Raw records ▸
--------------------------------

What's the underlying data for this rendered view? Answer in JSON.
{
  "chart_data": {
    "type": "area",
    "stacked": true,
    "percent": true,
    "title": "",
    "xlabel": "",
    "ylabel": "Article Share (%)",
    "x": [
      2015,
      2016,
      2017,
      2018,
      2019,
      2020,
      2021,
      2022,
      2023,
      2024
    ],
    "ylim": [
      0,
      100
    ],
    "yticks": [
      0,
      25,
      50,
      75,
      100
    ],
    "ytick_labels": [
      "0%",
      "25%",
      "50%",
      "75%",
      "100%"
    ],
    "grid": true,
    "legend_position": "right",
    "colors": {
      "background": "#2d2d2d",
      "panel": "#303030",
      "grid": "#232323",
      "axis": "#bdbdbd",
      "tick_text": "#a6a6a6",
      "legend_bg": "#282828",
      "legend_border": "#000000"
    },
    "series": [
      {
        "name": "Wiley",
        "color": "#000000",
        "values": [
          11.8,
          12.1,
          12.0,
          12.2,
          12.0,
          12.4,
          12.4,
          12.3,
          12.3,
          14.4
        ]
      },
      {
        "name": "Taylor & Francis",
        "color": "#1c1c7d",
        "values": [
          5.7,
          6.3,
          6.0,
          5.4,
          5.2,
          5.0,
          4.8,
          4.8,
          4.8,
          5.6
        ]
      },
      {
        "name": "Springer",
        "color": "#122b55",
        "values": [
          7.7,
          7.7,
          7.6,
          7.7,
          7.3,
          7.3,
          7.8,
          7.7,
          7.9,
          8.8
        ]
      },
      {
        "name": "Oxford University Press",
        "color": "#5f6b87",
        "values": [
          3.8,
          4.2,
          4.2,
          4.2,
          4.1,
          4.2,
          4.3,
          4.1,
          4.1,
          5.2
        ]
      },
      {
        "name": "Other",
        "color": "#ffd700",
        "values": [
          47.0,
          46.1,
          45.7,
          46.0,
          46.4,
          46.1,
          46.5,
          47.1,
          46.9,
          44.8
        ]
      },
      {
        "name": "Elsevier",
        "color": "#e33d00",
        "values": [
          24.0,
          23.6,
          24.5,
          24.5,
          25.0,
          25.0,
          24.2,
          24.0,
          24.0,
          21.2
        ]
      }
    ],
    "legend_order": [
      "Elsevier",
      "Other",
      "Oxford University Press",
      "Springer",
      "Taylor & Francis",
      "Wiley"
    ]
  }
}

--------------------------------

GOAL ▸
From the records above, extract everything verbatim.

SOLVED EXERCISE ▸
What's the underlying data for this rendered view? Answer in JSON.
{
  "chart_data": {
    "type": "area",
    "stacked": true,
    "percent": true,
    "title": "",
    "xlabel": "",
    "ylabel": "Article Share (%)",
    "x": [
      2015,
      2016,
      2017,
      2018,
      2019,
      2020,
      2021,
      2022,
      2023,
      2024
    ],
    "ylim": [
      0,
      100
    ],
    "yticks": [
      0,
      25,
      50,
      75,
      100
    ],
    "ytick_labels": [
      "0%",
      "25%",
      "50%",
      "75%",
      "100%"
    ],
    "grid": true,
    "legend_position": "right",
    "colors": {
      "background": "#2d2d2d",
      "panel": "#303030",
      "grid": "#232323",
      "axis": "#bdbdbd",
      "tick_text": "#a6a6a6",
      "legend_bg": "#282828",
      "legend_border": "#000000"
    },
    "series": [
      {
        "name": "Wiley",
        "color": "#000000",
        "values": [
          11.8,
          12.1,
          12.0,
          12.2,
          12.0,
          12.4,
          12.4,
          12.3,
          12.3,
          14.4
        ]
      },
      {
        "name": "Taylor & Francis",
        "color": "#1c1c7d",
        "values": [
          5.7,
          6.3,
          6.0,
          5.4,
          5.2,
          5.0,
          4.8,
          4.8,
          4.8,
          5.6
        ]
      },
      {
        "name": "Springer",
        "color": "#122b55",
        "values": [
          7.7,
          7.7,
          7.6,
          7.7,
          7.3,
          7.3,
          7.8,
          7.7,
          7.9,
          8.8
        ]
      },
      {
        "name": "Oxford University Press",
        "color": "#5f6b87",
        "values": [
          3.8,
          4.2,
          4.2,
          4.2,
          4.1,
          4.2,
          4.3,
          4.1,
          4.1,
          5.2
        ]
      },
      {
        "name": "Other",
        "color": "#ffd700",
        "values": [
          47.0,
          46.1,
          45.7,
          46.0,
          46.4,
          46.1,
          46.5,
          47.1,
          46.9,
          44.8
        ]
      },
      {
        "name": "Elsevier",
        "color": "#e33d00",
        "values": [
          24.0,
          23.6,
          24.5,
          24.5,
          25.0,
          25.0,
          24.2,
          24.0,
          24.0,
          21.2
        ]
      }
    ],
    "legend_order": [
      "Elsevier",
      "Other",
      "Oxford University Press",
      "Springer",
      "Taylor & Francis",
      "Wiley"
    ]
  }
}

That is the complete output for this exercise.